#### [Exercise prompt]
Reproduce word for word the portion of the forum reply below about the rebaptism in Acts 19, from "I agree that" to "I'llto their faith.".

#### [Supplied passage]
Aside from all the evidence that I laid out in everything I said after this sentence in my post, sure, no evidence at all.

Did you not notice the list? (That's rhetorical, don't answer that. I know you did.)

Almost every single verse, as well as the context itself, has something that points to them being Jews, or at the very least proselyte Gentiles.

They received the Holy Spirit via Paul laying hands on them.

As I already pointed out, The Holy Spirit came upon them AFTER they were baptized, AFTER Paul laid hands upon them, according to the text.

Members of the Body of Christ are baptized WITH the Holy Spirit. We aren't baptised THEN receive the Holy Spirit.

That and the fact that this occurs years after the Jerusalem council (long after Israel was cut off and the previous dispensation had ended) is proof positive that these men were definitely members of the Body of Christ.

You and I BOTH know that's not as strong of an argument as you are trying to portray it as, since we both acknowledge there was a transitional period after God cut off Israel and turned to the Gentiles.

These men had John’s water baptism, which was a baptism of repentance, and after believing on Christ (i.e. Paul's gospel) they were baptized again in Jesus name.

Yes, and that was a baptism done with water, something the Jews were already known for doing, baptizing things with water. And baptizing people with water had become commonplace for them as well, at least for New Covenant believers.

Baptizing the about twelve men again with water is of course the natural thing to do for Jewish believers.

And Paul, as he stated in 1 Corinthians 9:20, was doing nothing more than the usual.

For though I am free from all men, I have made myself a servant to all, that I might win the more; and to the Jews I became as a Jew, that I might win Jews; to those who are under the law, as under the law, that I might win those who are under the law; to those who are without law, as without law (not being without law toward God, but under law toward Christ), that I might win those who are without law; to the weak I became as weak, that I might win the weak. I have become all things to all men, that I might by all means save some. Now this I do for the gospel’s sake, that I may be partaker of it with you.

Note that Paul wrote 1 Corinthians right after the events of Acts 19, thus it is directly relevant to this discussion.

Nothing in the text suggests this second baptism is anything other than water. (i.e. In Acts, when no qualifier is given, “baptized” = water, unless clearly stated otherwise.) That is the natural reading of the text.

I agree that Paul baptized them with water.

I strongly reject, based on the context, that they were or became members of the body of Christ as an outcome. Christians, yes. But not BoC.

No one switched their calling. They were already believers. Paul simply brought them an update I'llto their faith.

#### [Given data]
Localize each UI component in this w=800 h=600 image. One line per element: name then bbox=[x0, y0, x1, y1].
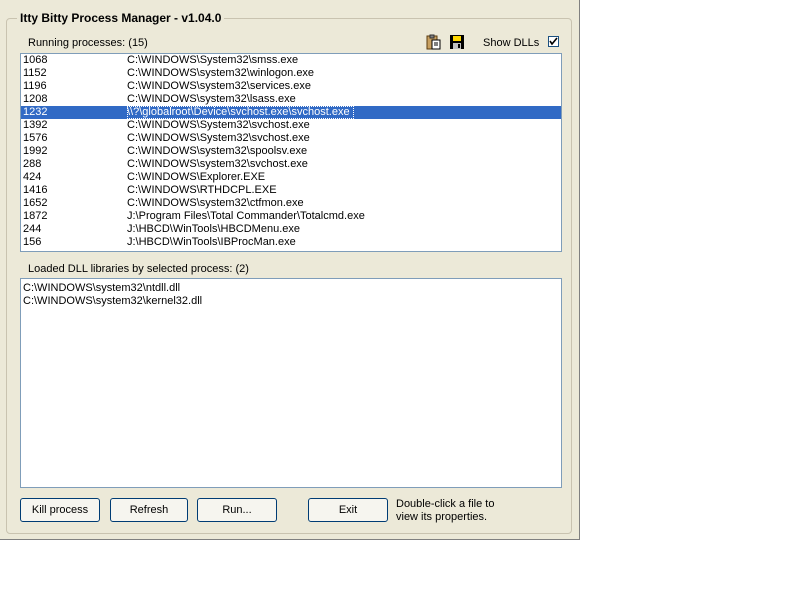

#### [Answer]
I agree that Paul baptized them with water.

I strongly reject, based on the context, that they were or became members of the body of Christ as an outcome. Christians, yes. But not BoC.

No one switched their calling. They were already believers. Paul simply brought them an update I'llto their faith.